▸ Records for this task:
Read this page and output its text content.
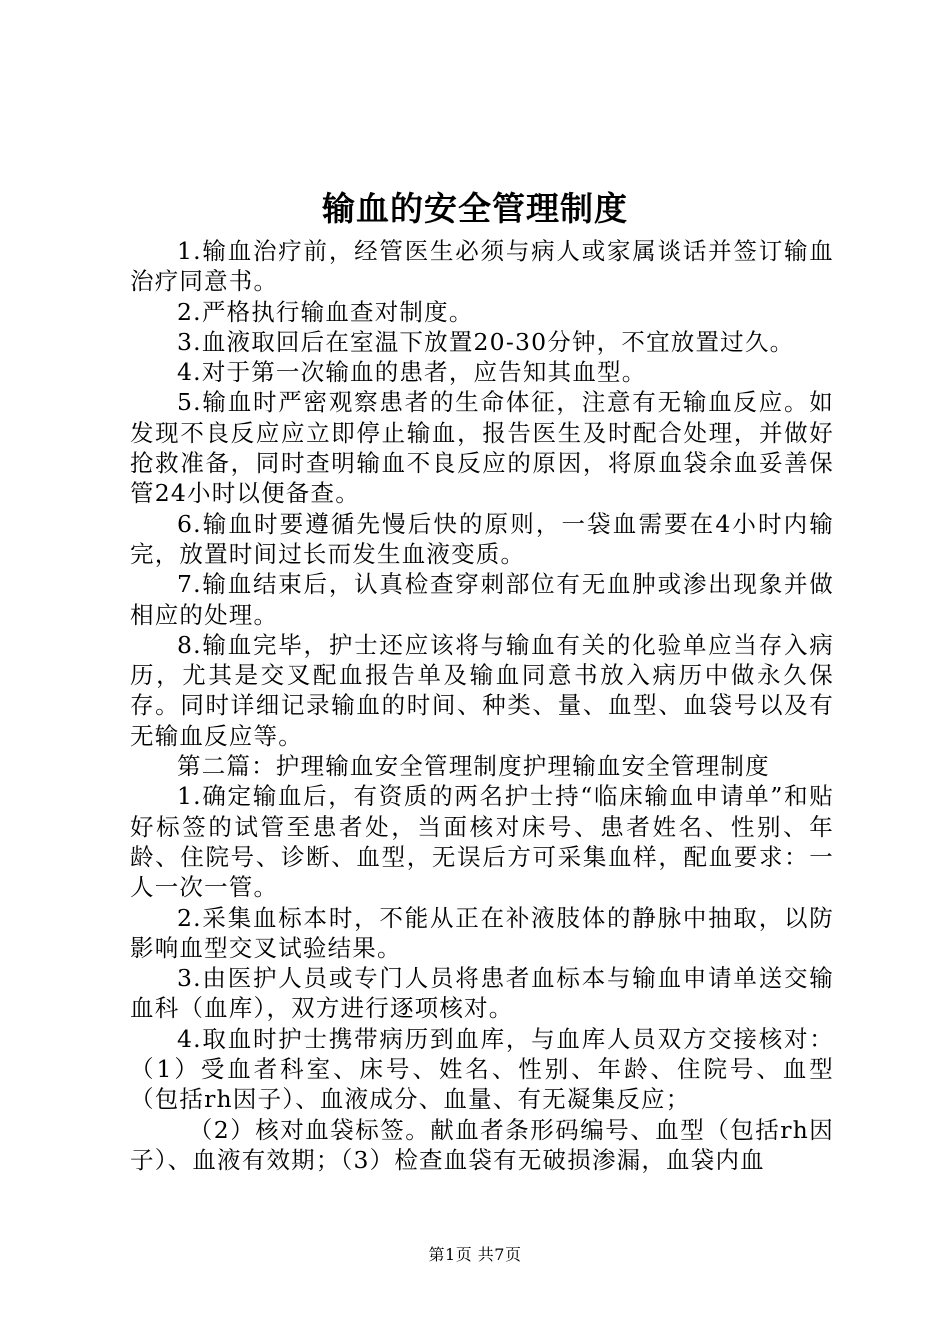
输血的安全管理制度

1.输血治疗前，经管医生必须与病人或家属谈话并签订输血治疗同意书。

2.严格执行输血查对制度。

3.血液取回后在室温下放置20-30分钟，不宜放置过久。

4.对于第一次输血的患者，应告知其血型。

5.输血时严密观察患者的生命体征，注意有无输血反应。如发现不良反应应立即停止输血，报告医生及时配合处理，并做好抢救准备，同时查明输血不良反应的原因，将原血袋余血妥善保管24小时以便备查。

6.输血时要遵循先慢后快的原则，一袋血需要在4小时内输完，放置时间过长而发生血液变质。

7.输血结束后，认真检查穿刺部位有无血肿或渗出现象并做相应的处理。

8.输血完毕，护士还应该将与输血有关的化验单应当存入病历，尤其是交叉配血报告单及输血同意书放入病历中做永久保存。同时详细记录输血的时间、种类、量、血型、血袋号以及有无输血反应等。

第二篇：护理输血安全管理制度护理输血安全管理制度

1.确定输血后，有资质的两名护士持“临床输血申请单”和贴好标签的试管至患者处，当面核对床号、患者姓名、性别、年龄、住院号、诊断、血型，无误后方可采集血样，配血要求：一人一次一管。

2.采集血标本时，不能从正在补液肢体的静脉中抽取，以防影响血型交叉试验结果。

3.由医护人员或专门人员将患者血标本与输血申请单送交输血科（血库），双方进行逐项核对。

4.取血时护士携带病历到血库，与血库人员双方交接核对：（1）受血者科室、床号、姓名、性别、年龄、住院号、血型（包括rh因子）、血液成分、血量、有无凝集反应；

（2）核对血袋标签。献血者条形码编号、血型（包括rh因子）、血液有效期；（3）检查血袋有无破损渗漏，血袋内血

第1页 共7页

▸ Challenge: Select and copy each line from the data that includes the word "包括rh因子".

▸ Task result:
4.取血时护士携带病历到血库，与血库人员双方交接核对：（1）受血者科室、床号、姓名、性别、年龄、住院号、血型（包括rh因子）、血液成分、血量、有无凝集反应；
（2）核对血袋标签。献血者条形码编号、血型（包括rh因子）、血液有效期；（3）检查血袋有无破损渗漏，血袋内血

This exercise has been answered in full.